(Dataset entries on figures)
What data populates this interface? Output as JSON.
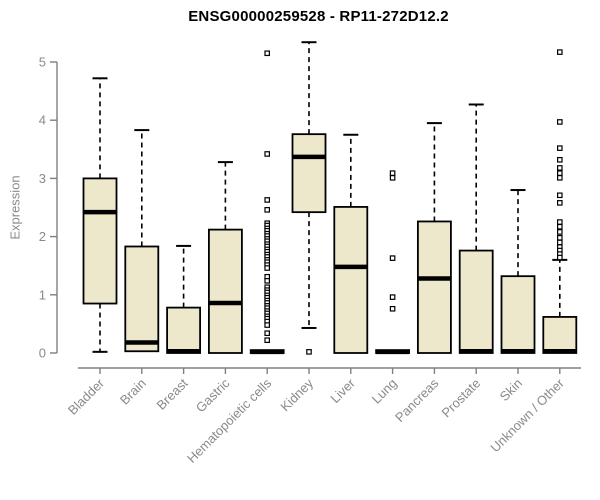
{
  "title": "ENSG00000259528 - RP11-272D12.2",
  "chart_data": {
    "type": "boxplot",
    "title": "ENSG00000259528 - RP11-272D12.2",
    "xlabel": "",
    "ylabel": "Expression",
    "ylim": [
      0,
      5
    ],
    "yticks": [
      0,
      1,
      2,
      3,
      4,
      5
    ],
    "grid": false,
    "legend": "none",
    "categories": [
      "Bladder",
      "Brain",
      "Breast",
      "Gastric",
      "Hematopoietic cells",
      "Kidney",
      "Liver",
      "Lung",
      "Pancreas",
      "Prostate",
      "Skin",
      "Unknown / Other"
    ],
    "series": [
      {
        "name": "Bladder",
        "whisker_low": 0.02,
        "q1": 0.85,
        "median": 2.42,
        "q3": 3.0,
        "whisker_high": 4.72,
        "outliers": []
      },
      {
        "name": "Brain",
        "whisker_low": 0.03,
        "q1": 0.03,
        "median": 0.18,
        "q3": 1.83,
        "whisker_high": 3.83,
        "outliers": []
      },
      {
        "name": "Breast",
        "whisker_low": 0.0,
        "q1": 0.0,
        "median": 0.03,
        "q3": 0.78,
        "whisker_high": 1.84,
        "outliers": []
      },
      {
        "name": "Gastric",
        "whisker_low": 0.0,
        "q1": 0.0,
        "median": 0.86,
        "q3": 2.12,
        "whisker_high": 3.28,
        "outliers": []
      },
      {
        "name": "Hematopoietic cells",
        "whisker_low": 0.0,
        "q1": 0.0,
        "median": 0.02,
        "q3": 0.05,
        "whisker_high": 0.05,
        "outliers": [
          5.15,
          3.42,
          2.63,
          2.46,
          2.23,
          2.19,
          2.14,
          2.1,
          2.05,
          2.01,
          1.96,
          1.92,
          1.87,
          1.83,
          1.78,
          1.74,
          1.69,
          1.65,
          1.6,
          1.56,
          1.51,
          1.46,
          1.31,
          1.24,
          1.13,
          1.08,
          1.04,
          0.99,
          0.95,
          0.9,
          0.86,
          0.81,
          0.77,
          0.72,
          0.68,
          0.63,
          0.59,
          0.54,
          0.48,
          0.34,
          0.22
        ]
      },
      {
        "name": "Kidney",
        "whisker_low": 0.43,
        "q1": 2.42,
        "median": 3.37,
        "q3": 3.76,
        "whisker_high": 5.34,
        "outliers": [
          0.02
        ]
      },
      {
        "name": "Liver",
        "whisker_low": 0.0,
        "q1": 0.0,
        "median": 1.48,
        "q3": 2.51,
        "whisker_high": 3.75,
        "outliers": []
      },
      {
        "name": "Lung",
        "whisker_low": 0.0,
        "q1": 0.0,
        "median": 0.02,
        "q3": 0.05,
        "whisker_high": 0.05,
        "outliers": [
          3.09,
          3.01,
          1.63,
          0.96,
          0.76
        ]
      },
      {
        "name": "Pancreas",
        "whisker_low": 0.0,
        "q1": 0.0,
        "median": 1.28,
        "q3": 2.26,
        "whisker_high": 3.95,
        "outliers": []
      },
      {
        "name": "Prostate",
        "whisker_low": 0.0,
        "q1": 0.0,
        "median": 0.03,
        "q3": 1.76,
        "whisker_high": 4.27,
        "outliers": []
      },
      {
        "name": "Skin",
        "whisker_low": 0.0,
        "q1": 0.0,
        "median": 0.03,
        "q3": 1.32,
        "whisker_high": 2.8,
        "outliers": []
      },
      {
        "name": "Unknown / Other",
        "whisker_low": 0.0,
        "q1": 0.0,
        "median": 0.03,
        "q3": 0.62,
        "whisker_high": 1.6,
        "outliers": [
          5.17,
          3.97,
          3.52,
          3.32,
          3.18,
          3.09,
          3.01,
          2.71,
          2.58,
          2.25,
          2.17,
          2.08,
          1.98,
          1.9,
          1.82,
          1.76,
          1.7,
          1.64
        ]
      }
    ]
  },
  "style": {
    "background": "#FFFFFF",
    "box_fill": "#EDE8CC",
    "box_stroke": "#000000",
    "median_color": "#000000",
    "whisker_color": "#000000",
    "outlier_stroke": "#000000",
    "outlier_fill": "#FFFFFF",
    "axis_color": "#808080",
    "tick_text_color": "#8A8A8A",
    "title_color": "#000000"
  }
}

> [TASK DIRECTIONS]: Provide the number of lines in the entries above on which the string "name" is found, and no other text.

> [SOLUTION FOR THIS TASK]: 12